* Exercise instructions: Extract precisely the lines that run from the line containing "Give me a plain-text" to the end of the records below, with both ends included and pictures omitted.

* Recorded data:
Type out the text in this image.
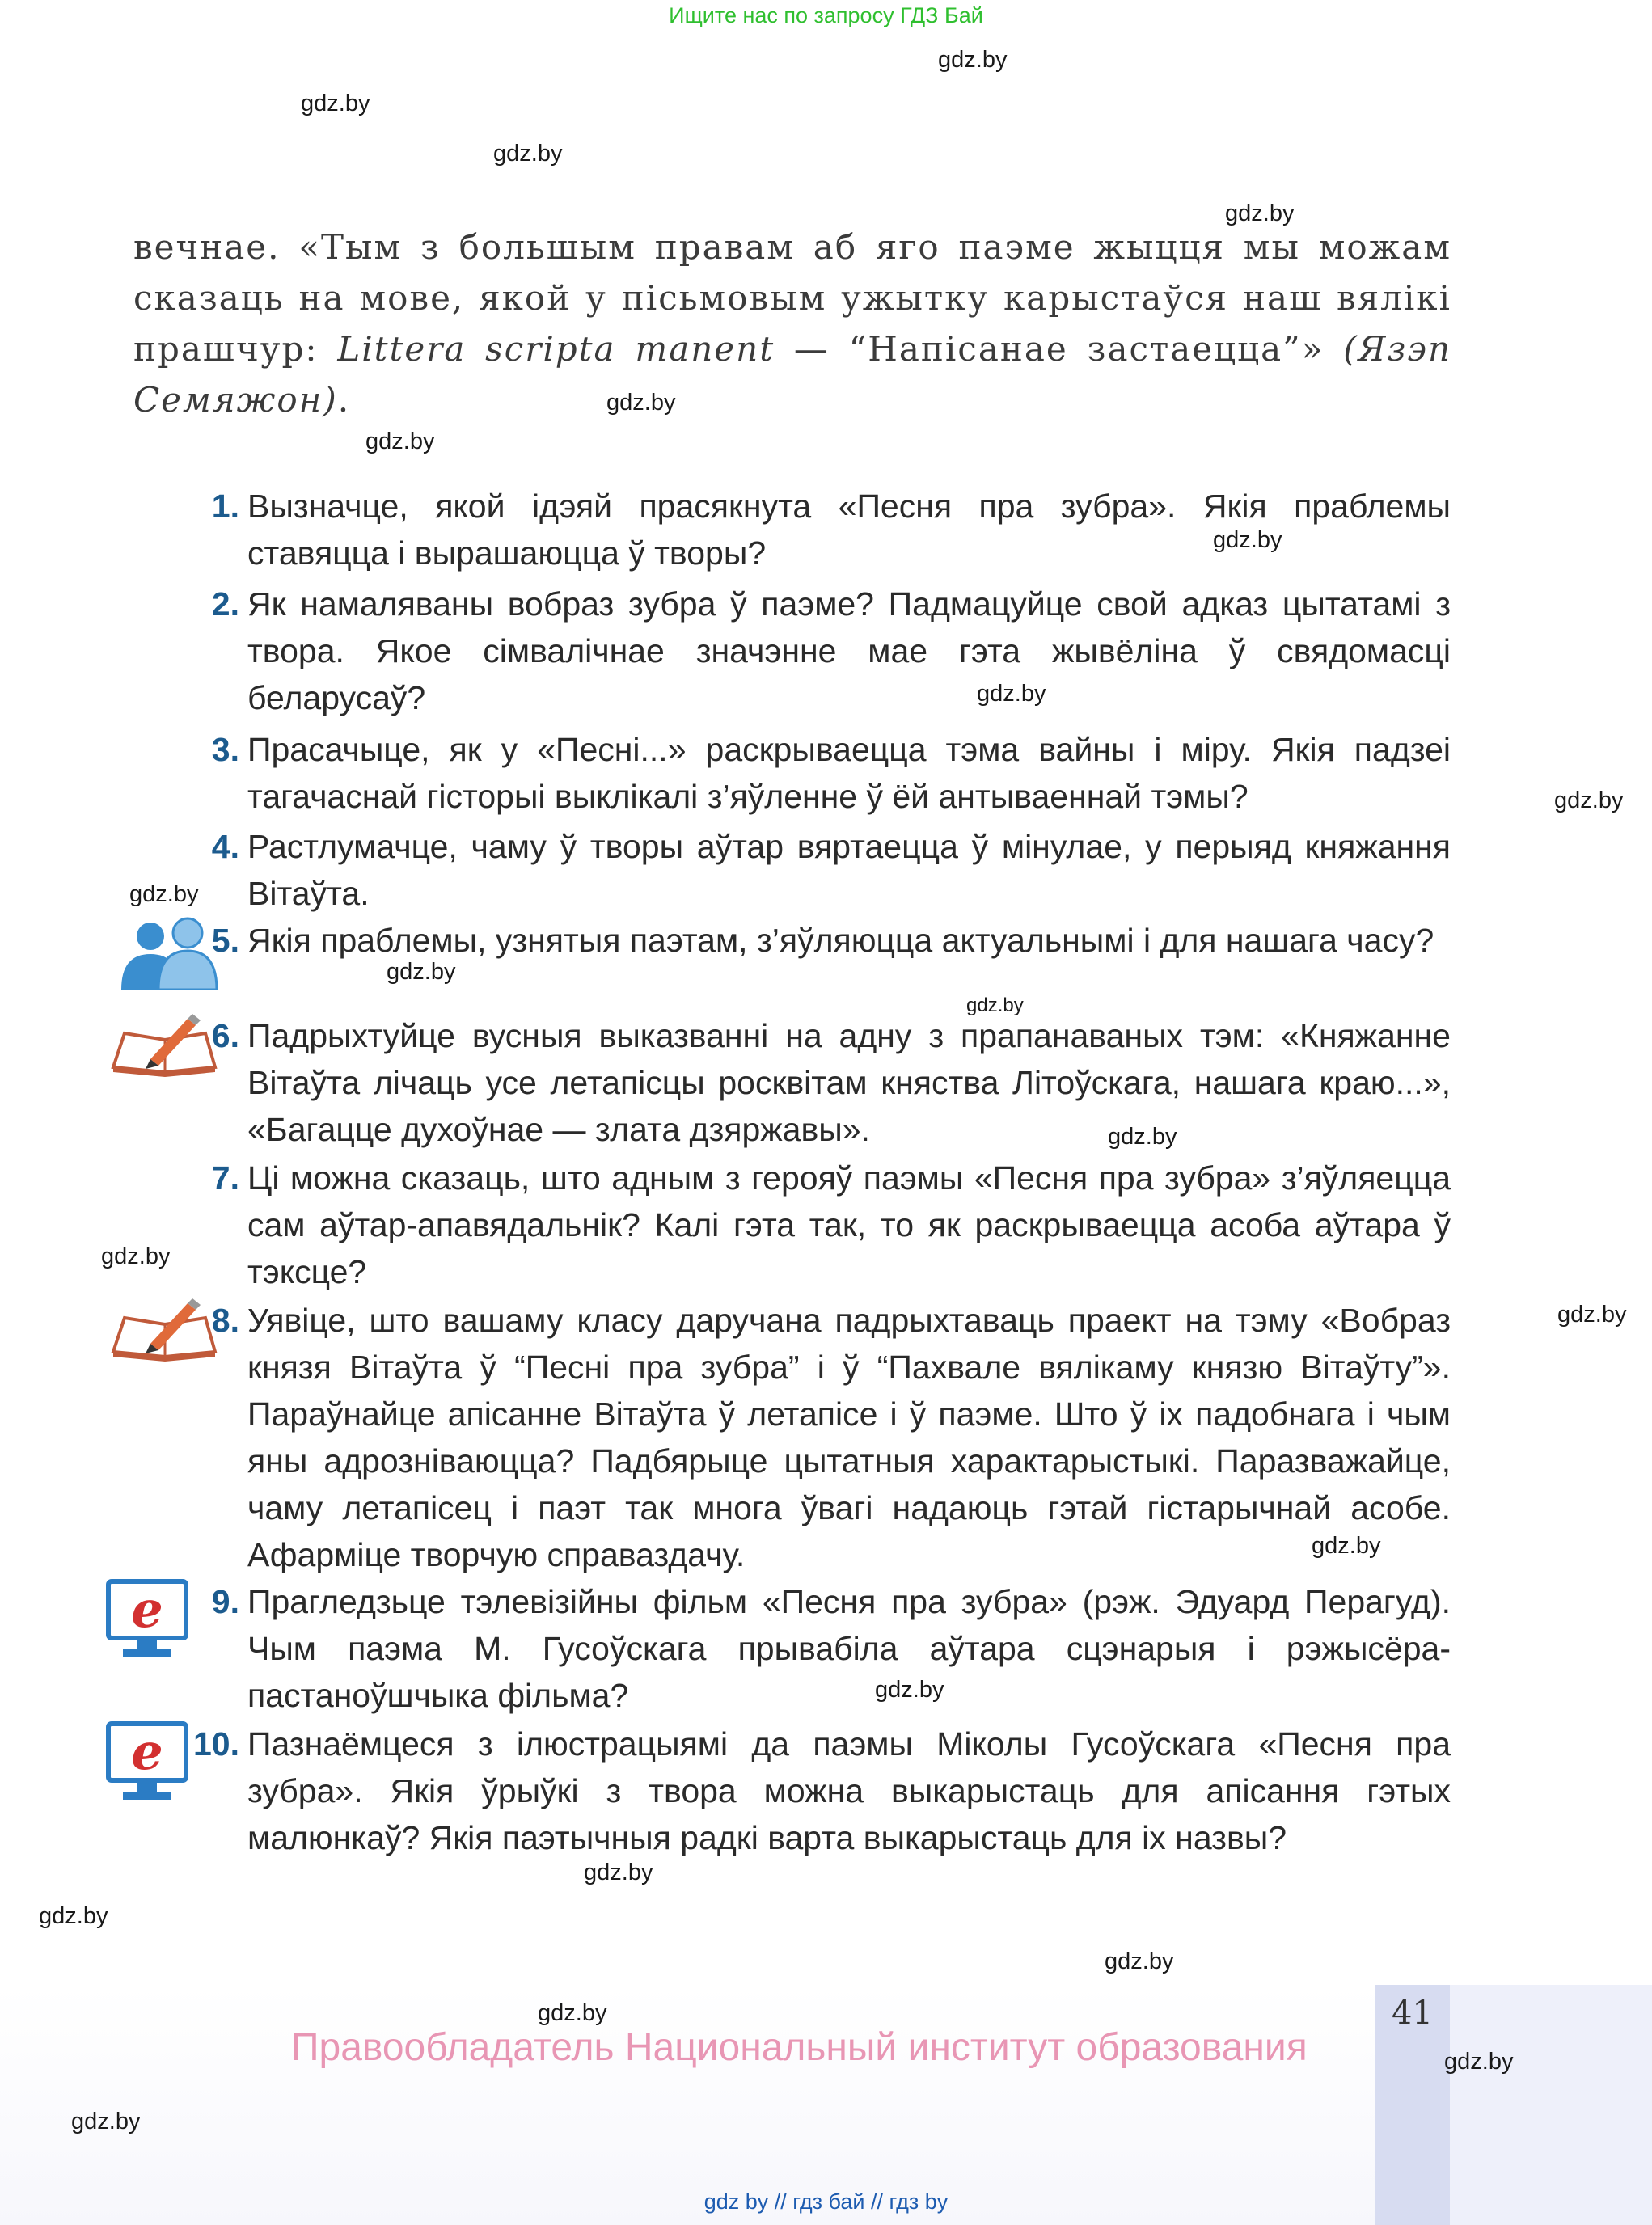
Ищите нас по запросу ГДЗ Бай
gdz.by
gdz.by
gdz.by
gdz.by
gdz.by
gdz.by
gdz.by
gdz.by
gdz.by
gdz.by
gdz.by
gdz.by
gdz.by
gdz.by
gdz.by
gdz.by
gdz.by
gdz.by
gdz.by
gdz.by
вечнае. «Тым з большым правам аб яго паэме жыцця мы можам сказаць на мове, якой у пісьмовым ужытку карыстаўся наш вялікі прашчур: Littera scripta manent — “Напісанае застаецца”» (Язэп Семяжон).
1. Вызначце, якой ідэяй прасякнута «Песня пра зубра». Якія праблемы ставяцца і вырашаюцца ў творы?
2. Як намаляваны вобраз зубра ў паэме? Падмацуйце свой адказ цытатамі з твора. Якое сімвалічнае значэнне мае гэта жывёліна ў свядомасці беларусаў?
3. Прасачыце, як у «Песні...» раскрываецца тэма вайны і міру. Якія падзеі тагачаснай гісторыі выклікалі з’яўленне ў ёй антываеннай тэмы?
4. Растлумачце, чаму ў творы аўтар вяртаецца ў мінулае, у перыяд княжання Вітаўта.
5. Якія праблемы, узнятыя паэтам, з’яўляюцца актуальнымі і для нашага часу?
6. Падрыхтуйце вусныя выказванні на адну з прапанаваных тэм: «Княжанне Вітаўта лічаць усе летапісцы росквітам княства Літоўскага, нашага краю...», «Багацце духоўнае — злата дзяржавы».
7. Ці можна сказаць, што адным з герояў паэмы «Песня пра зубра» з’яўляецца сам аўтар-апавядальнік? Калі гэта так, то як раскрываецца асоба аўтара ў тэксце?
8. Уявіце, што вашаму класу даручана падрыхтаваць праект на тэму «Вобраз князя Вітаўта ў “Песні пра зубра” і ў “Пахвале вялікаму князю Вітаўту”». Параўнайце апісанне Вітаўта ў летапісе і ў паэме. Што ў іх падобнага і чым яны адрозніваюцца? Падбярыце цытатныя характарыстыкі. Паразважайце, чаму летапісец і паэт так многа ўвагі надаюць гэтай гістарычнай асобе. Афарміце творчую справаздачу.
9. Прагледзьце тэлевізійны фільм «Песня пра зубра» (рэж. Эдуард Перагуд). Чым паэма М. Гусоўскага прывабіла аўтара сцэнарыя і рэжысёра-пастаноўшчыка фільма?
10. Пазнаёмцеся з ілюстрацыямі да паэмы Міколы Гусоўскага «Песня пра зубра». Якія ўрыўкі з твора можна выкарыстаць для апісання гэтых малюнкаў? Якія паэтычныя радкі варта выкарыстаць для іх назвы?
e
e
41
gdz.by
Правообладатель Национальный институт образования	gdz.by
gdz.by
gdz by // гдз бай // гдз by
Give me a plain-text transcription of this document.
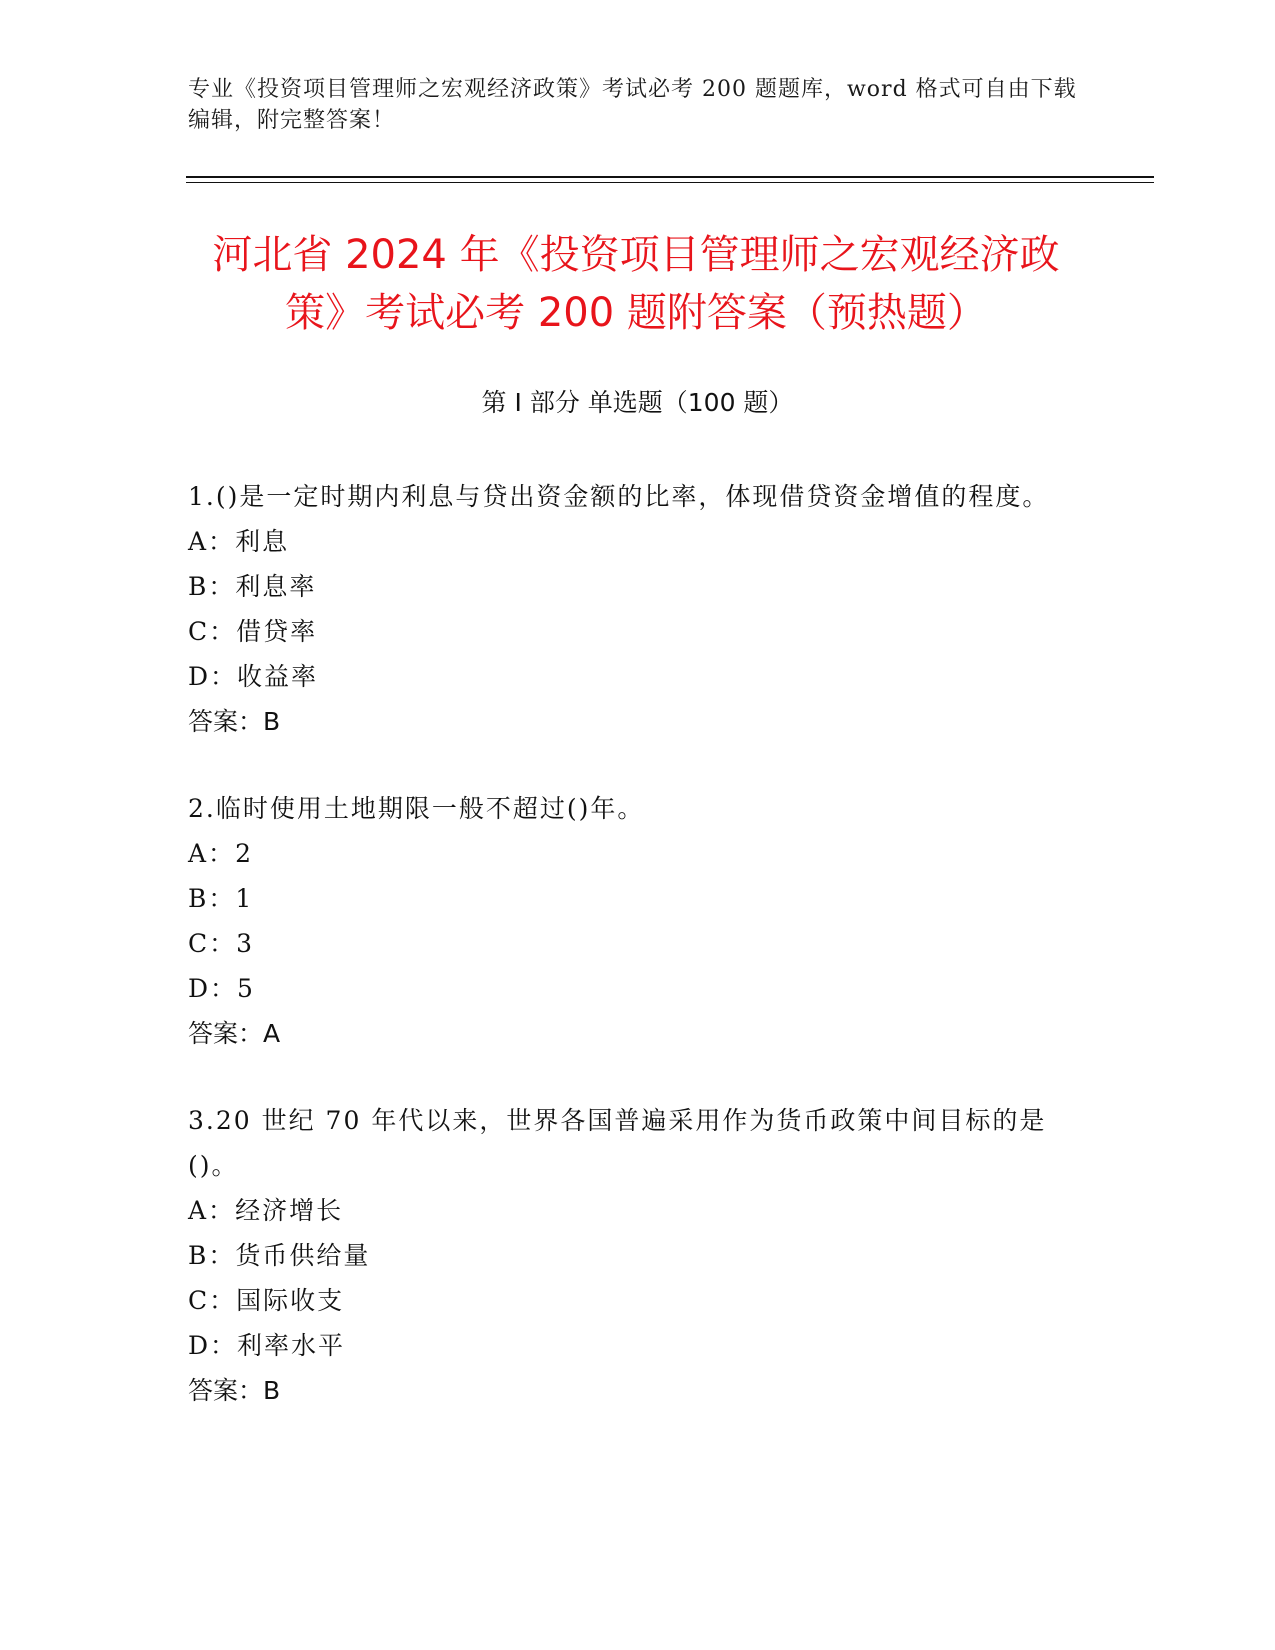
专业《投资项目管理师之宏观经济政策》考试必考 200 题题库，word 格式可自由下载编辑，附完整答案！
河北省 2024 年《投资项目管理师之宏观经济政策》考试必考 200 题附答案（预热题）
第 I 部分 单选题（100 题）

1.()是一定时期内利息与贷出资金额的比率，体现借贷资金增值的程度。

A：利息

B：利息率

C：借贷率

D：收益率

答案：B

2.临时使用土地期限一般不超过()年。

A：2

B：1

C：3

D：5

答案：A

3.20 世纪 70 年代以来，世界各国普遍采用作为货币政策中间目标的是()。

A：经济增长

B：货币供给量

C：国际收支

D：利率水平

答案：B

* Answer for the task:
Give me a plain-text transcription of this document.
专业《投资项目管理师之宏观经济政策》考试必考 200 题题库，word 格式可自由下载编辑，附完整答案！
河北省 2024 年《投资项目管理师之宏观经济政策》考试必考 200 题附答案（预热题）
第 I 部分 单选题（100 题）

1.()是一定时期内利息与贷出资金额的比率，体现借贷资金增值的程度。

A：利息

B：利息率

C：借贷率

D：收益率

答案：B

2.临时使用土地期限一般不超过()年。

A：2

B：1

C：3

D：5

答案：A

3.20 世纪 70 年代以来，世界各国普遍采用作为货币政策中间目标的是()。

A：经济增长

B：货币供给量

C：国际收支

D：利率水平

答案：B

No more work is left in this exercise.